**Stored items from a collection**
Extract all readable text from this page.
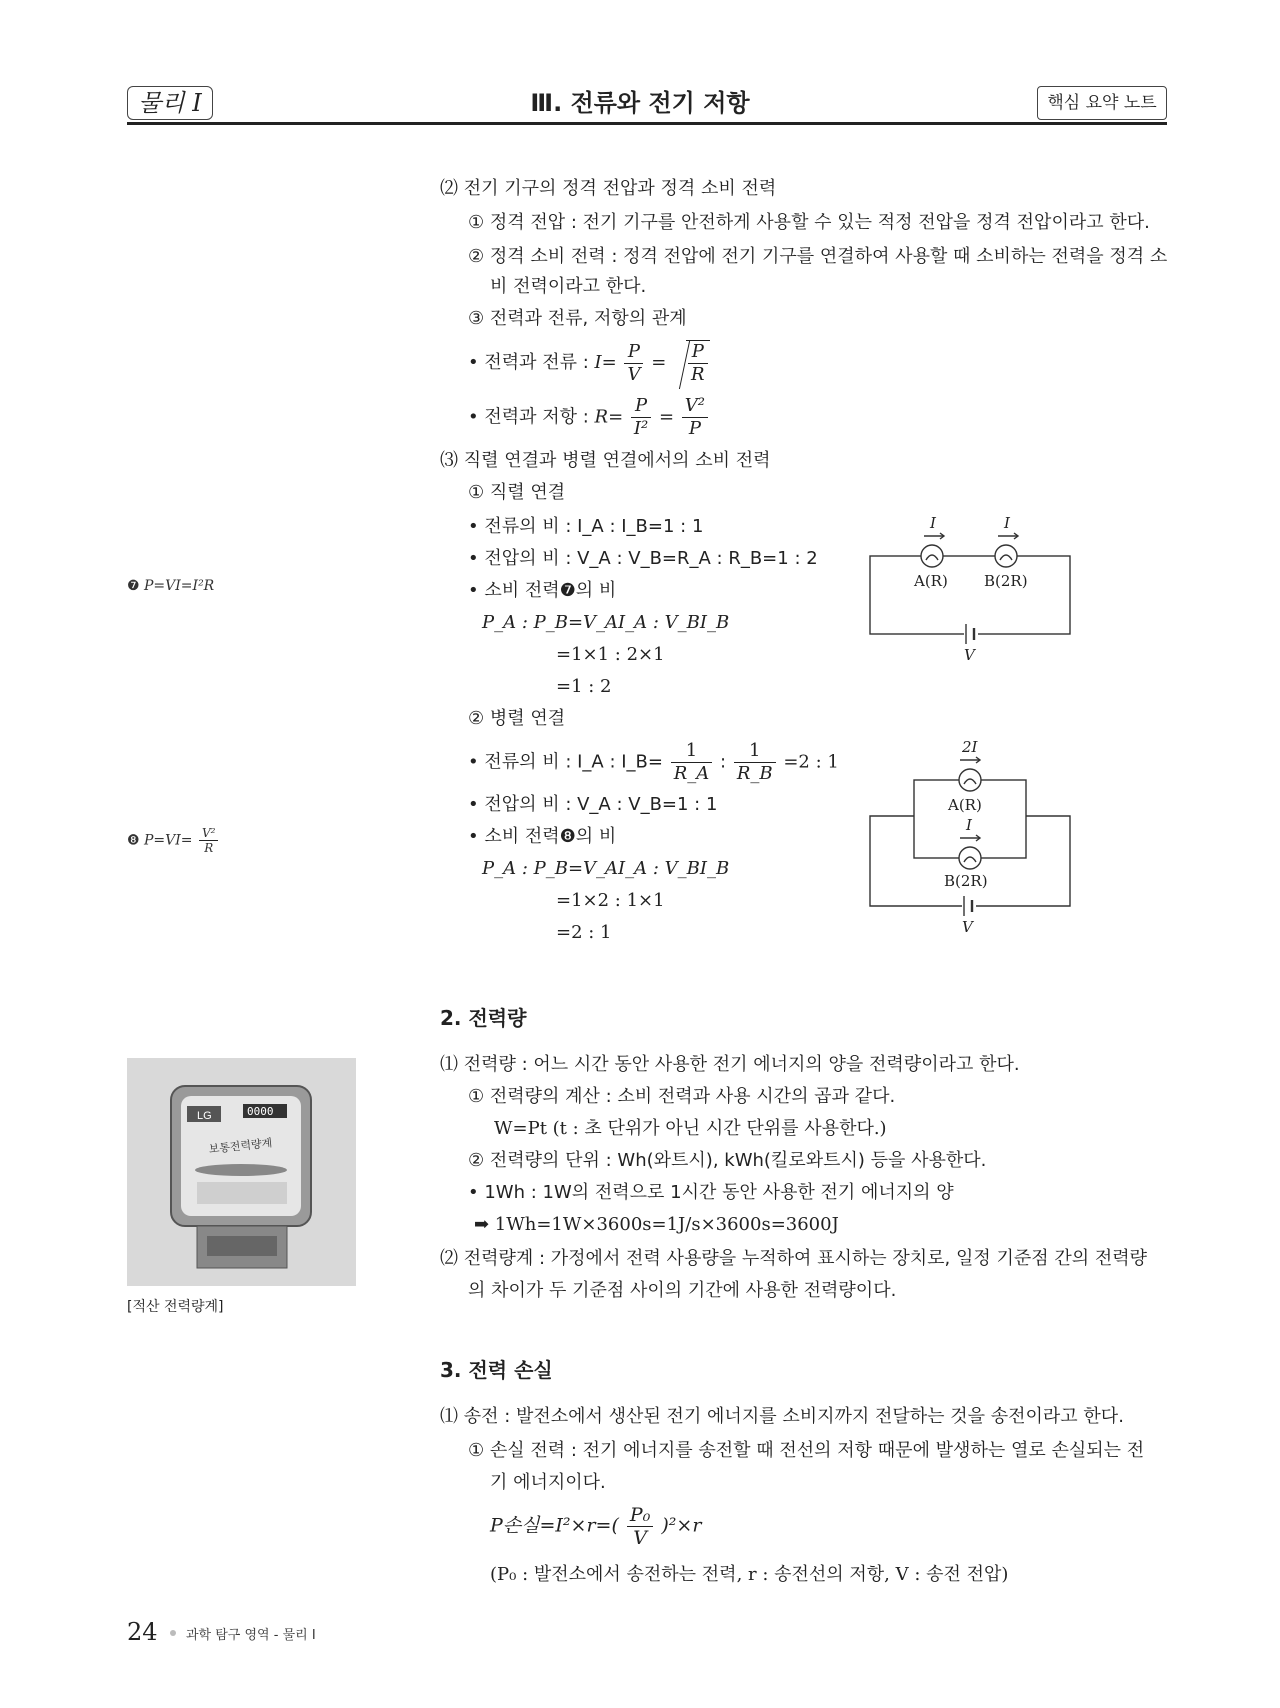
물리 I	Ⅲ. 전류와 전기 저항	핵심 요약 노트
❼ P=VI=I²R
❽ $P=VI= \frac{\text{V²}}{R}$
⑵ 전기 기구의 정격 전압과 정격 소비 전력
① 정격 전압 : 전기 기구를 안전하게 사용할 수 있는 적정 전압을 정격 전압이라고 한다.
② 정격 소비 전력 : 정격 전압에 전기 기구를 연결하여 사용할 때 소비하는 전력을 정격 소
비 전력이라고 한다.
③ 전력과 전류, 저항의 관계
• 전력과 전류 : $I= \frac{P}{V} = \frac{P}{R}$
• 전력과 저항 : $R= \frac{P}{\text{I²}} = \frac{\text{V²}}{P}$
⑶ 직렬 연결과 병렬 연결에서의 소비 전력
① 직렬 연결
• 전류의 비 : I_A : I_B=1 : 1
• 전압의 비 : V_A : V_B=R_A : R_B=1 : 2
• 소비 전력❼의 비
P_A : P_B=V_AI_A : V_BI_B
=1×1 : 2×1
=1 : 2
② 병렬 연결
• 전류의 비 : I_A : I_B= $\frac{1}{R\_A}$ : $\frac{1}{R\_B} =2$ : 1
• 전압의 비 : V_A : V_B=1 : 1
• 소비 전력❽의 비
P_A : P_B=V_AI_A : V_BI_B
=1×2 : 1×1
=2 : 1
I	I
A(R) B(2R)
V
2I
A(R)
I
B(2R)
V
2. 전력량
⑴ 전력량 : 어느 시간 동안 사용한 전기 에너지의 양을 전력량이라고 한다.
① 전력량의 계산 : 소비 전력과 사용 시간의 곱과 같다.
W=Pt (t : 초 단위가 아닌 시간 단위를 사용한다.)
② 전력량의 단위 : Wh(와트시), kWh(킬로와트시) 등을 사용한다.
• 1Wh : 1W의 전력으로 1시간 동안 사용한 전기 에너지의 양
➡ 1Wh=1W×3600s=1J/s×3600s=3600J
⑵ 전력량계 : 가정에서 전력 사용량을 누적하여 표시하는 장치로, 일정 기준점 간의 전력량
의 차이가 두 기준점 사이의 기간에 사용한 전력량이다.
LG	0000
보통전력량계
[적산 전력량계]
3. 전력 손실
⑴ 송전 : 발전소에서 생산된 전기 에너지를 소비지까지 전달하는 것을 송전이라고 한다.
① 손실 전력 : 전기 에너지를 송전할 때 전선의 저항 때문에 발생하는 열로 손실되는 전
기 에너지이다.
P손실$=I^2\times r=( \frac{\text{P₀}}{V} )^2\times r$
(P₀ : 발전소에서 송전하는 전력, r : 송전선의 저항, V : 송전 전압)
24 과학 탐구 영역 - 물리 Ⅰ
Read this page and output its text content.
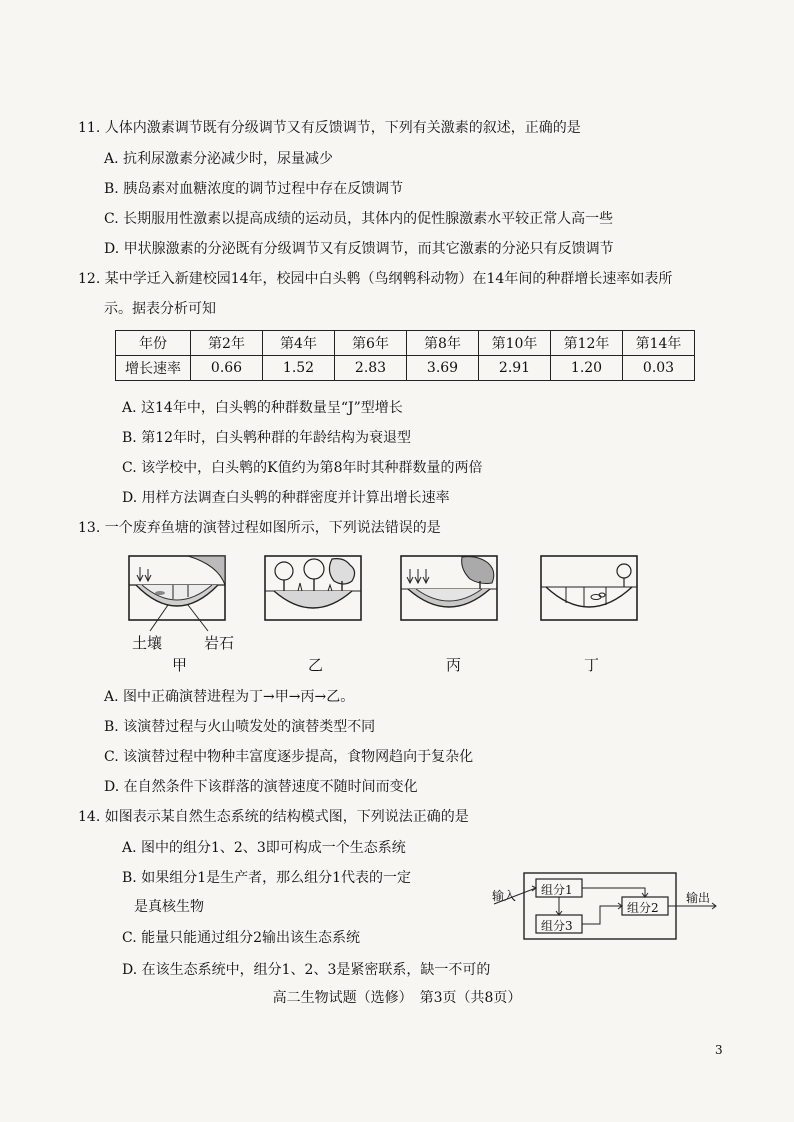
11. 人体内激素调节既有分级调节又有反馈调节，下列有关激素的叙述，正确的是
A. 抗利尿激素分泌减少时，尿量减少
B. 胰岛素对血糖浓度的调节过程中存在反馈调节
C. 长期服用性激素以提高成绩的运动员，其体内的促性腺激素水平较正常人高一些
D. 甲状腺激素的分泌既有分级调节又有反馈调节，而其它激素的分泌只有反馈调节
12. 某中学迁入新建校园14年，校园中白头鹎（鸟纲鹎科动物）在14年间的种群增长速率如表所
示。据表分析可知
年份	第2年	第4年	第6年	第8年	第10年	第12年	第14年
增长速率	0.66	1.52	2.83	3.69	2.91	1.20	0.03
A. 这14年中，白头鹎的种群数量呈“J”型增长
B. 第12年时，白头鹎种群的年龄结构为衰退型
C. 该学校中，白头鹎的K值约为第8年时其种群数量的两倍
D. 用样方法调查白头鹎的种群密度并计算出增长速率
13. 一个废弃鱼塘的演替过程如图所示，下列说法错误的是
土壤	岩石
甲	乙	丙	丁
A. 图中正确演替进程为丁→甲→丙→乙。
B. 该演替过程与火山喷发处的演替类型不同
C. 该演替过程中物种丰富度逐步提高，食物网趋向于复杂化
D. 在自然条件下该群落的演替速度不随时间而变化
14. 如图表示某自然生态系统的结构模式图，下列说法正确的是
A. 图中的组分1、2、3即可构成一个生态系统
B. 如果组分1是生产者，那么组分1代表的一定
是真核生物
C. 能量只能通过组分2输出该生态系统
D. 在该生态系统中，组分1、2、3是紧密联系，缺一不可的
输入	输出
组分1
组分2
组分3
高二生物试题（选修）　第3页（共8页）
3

**Set task**
Reproduce every line of the listing above in which the string "page" appears.

**Output of the exercise**
Extract all readable text from this page.
Read this page and output its text content.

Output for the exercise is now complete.